* **DATA PROVIDED**:

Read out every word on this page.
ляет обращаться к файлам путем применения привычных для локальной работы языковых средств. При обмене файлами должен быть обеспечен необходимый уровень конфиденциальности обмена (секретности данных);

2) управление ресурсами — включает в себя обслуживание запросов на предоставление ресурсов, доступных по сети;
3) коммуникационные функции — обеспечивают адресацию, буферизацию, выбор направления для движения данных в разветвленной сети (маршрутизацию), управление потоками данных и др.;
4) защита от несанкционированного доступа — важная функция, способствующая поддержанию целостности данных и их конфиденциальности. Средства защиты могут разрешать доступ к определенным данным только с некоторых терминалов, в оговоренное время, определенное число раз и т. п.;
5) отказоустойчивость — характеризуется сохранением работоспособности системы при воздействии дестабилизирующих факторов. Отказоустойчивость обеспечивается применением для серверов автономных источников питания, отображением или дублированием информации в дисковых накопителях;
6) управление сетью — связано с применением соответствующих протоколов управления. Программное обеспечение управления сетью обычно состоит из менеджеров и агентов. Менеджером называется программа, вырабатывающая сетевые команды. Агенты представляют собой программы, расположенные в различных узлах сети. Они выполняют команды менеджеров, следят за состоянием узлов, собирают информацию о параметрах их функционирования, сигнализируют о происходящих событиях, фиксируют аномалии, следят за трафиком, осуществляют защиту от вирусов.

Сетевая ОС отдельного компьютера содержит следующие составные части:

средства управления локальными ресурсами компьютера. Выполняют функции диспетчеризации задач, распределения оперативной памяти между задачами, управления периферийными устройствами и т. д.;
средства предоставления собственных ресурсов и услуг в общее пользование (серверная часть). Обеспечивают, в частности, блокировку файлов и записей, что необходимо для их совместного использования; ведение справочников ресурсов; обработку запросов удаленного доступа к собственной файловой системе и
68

* **EXERCISE PROMPT**:
The answer must consist solely of the number of lines in the entries that contain the word "ресурсами".

* **RESPONSE**:
2